- DATA SUPPLIED -
────────

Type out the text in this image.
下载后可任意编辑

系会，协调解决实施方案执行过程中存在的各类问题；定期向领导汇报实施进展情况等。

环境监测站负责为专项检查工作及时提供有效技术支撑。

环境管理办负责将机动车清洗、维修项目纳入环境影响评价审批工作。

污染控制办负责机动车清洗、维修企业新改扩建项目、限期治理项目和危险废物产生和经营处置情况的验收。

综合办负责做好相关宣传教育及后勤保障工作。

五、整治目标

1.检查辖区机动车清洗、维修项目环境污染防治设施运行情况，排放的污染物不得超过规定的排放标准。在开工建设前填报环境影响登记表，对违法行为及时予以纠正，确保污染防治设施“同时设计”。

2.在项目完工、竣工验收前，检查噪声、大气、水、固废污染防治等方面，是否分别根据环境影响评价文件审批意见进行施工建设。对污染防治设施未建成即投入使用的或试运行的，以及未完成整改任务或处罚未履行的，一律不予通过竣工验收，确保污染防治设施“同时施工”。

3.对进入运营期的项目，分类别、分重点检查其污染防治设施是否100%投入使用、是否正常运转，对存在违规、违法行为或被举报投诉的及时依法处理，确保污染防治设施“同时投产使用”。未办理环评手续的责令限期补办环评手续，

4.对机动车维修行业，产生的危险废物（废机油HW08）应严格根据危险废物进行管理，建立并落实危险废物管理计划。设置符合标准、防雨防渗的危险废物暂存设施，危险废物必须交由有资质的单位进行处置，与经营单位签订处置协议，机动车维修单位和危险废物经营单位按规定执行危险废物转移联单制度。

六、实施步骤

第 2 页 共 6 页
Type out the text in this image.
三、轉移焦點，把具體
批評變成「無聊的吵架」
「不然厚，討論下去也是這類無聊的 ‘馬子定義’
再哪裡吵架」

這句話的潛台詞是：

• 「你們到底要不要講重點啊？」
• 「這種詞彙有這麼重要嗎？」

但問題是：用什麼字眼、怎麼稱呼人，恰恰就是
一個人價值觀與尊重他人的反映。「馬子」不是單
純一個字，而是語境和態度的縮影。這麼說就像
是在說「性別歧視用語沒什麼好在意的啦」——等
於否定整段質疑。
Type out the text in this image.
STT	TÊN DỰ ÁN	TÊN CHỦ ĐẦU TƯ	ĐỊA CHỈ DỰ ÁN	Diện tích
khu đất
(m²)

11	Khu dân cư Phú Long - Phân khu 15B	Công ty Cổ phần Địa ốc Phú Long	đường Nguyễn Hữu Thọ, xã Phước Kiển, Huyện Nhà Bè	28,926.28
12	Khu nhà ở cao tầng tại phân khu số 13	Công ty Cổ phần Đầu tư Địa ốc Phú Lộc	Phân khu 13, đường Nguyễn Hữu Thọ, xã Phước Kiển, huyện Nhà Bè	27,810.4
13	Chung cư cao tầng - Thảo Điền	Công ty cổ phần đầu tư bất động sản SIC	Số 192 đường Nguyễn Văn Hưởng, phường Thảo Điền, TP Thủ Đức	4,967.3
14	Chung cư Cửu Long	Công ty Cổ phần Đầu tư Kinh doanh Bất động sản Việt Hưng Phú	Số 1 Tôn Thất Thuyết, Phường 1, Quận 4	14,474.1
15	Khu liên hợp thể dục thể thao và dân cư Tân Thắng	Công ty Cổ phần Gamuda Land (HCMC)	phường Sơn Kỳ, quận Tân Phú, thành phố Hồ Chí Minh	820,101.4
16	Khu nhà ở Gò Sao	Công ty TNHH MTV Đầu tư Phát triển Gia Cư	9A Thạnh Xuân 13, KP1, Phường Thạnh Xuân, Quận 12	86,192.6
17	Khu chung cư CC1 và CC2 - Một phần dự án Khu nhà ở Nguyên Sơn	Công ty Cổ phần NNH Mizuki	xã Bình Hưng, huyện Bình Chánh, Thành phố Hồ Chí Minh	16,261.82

────────

- WHAT YOU HAVE TO DO -
Copy out every line of the data above, exactly as given.

- FINISHED TASK -
Type out the text in this image.
下载后可任意编辑

系会，协调解决实施方案执行过程中存在的各类问题；定期向领导汇报实施进展情况等。

环境监测站负责为专项检查工作及时提供有效技术支撑。

环境管理办负责将机动车清洗、维修项目纳入环境影响评价审批工作。

污染控制办负责机动车清洗、维修企业新改扩建项目、限期治理项目和危险废物产生和经营处置情况的验收。

综合办负责做好相关宣传教育及后勤保障工作。

五、整治目标

1.检查辖区机动车清洗、维修项目环境污染防治设施运行情况，排放的污染物不得超过规定的排放标准。在开工建设前填报环境影响登记表，对违法行为及时予以纠正，确保污染防治设施“同时设计”。

2.在项目完工、竣工验收前，检查噪声、大气、水、固废污染防治等方面，是否分别根据环境影响评价文件审批意见进行施工建设。对污染防治设施未建成即投入使用的或试运行的，以及未完成整改任务或处罚未履行的，一律不予通过竣工验收，确保污染防治设施“同时施工”。

3.对进入运营期的项目，分类别、分重点检查其污染防治设施是否100%投入使用、是否正常运转，对存在违规、违法行为或被举报投诉的及时依法处理，确保污染防治设施“同时投产使用”。未办理环评手续的责令限期补办环评手续，

4.对机动车维修行业，产生的危险废物（废机油HW08）应严格根据危险废物进行管理，建立并落实危险废物管理计划。设置符合标准、防雨防渗的危险废物暂存设施，危险废物必须交由有资质的单位进行处置，与经营单位签订处置协议，机动车维修单位和危险废物经营单位按规定执行危险废物转移联单制度。

六、实施步骤

第 2 页 共 6 页
Type out the text in this image.
三、轉移焦點，把具體
批評變成「無聊的吵架」
「不然厚，討論下去也是這類無聊的 ‘馬子定義’
再哪裡吵架」

這句話的潛台詞是：

• 「你們到底要不要講重點啊？」
• 「這種詞彙有這麼重要嗎？」

但問題是：用什麼字眼、怎麼稱呼人，恰恰就是
一個人價值觀與尊重他人的反映。「馬子」不是單
純一個字，而是語境和態度的縮影。這麼說就像
是在說「性別歧視用語沒什麼好在意的啦」——等
於否定整段質疑。
Type out the text in this image.
STT	TÊN DỰ ÁN	TÊN CHỦ ĐẦU TƯ	ĐỊA CHỈ DỰ ÁN	Diện tích
khu đất
(m²)

11	Khu dân cư Phú Long - Phân khu 15B	Công ty Cổ phần Địa ốc Phú Long	đường Nguyễn Hữu Thọ, xã Phước Kiển, Huyện Nhà Bè	28,926.28
12	Khu nhà ở cao tầng tại phân khu số 13	Công ty Cổ phần Đầu tư Địa ốc Phú Lộc	Phân khu 13, đường Nguyễn Hữu Thọ, xã Phước Kiển, huyện Nhà Bè	27,810.4
13	Chung cư cao tầng - Thảo Điền	Công ty cổ phần đầu tư bất động sản SIC	Số 192 đường Nguyễn Văn Hưởng, phường Thảo Điền, TP Thủ Đức	4,967.3
14	Chung cư Cửu Long	Công ty Cổ phần Đầu tư Kinh doanh Bất động sản Việt Hưng Phú	Số 1 Tôn Thất Thuyết, Phường 1, Quận 4	14,474.1
15	Khu liên hợp thể dục thể thao và dân cư Tân Thắng	Công ty Cổ phần Gamuda Land (HCMC)	phường Sơn Kỳ, quận Tân Phú, thành phố Hồ Chí Minh	820,101.4
16	Khu nhà ở Gò Sao	Công ty TNHH MTV Đầu tư Phát triển Gia Cư	9A Thạnh Xuân 13, KP1, Phường Thạnh Xuân, Quận 12	86,192.6
17	Khu chung cư CC1 và CC2 - Một phần dự án Khu nhà ở Nguyên Sơn	Công ty Cổ phần NNH Mizuki	xã Bình Hưng, huyện Bình Chánh, Thành phố Hồ Chí Minh	16,261.82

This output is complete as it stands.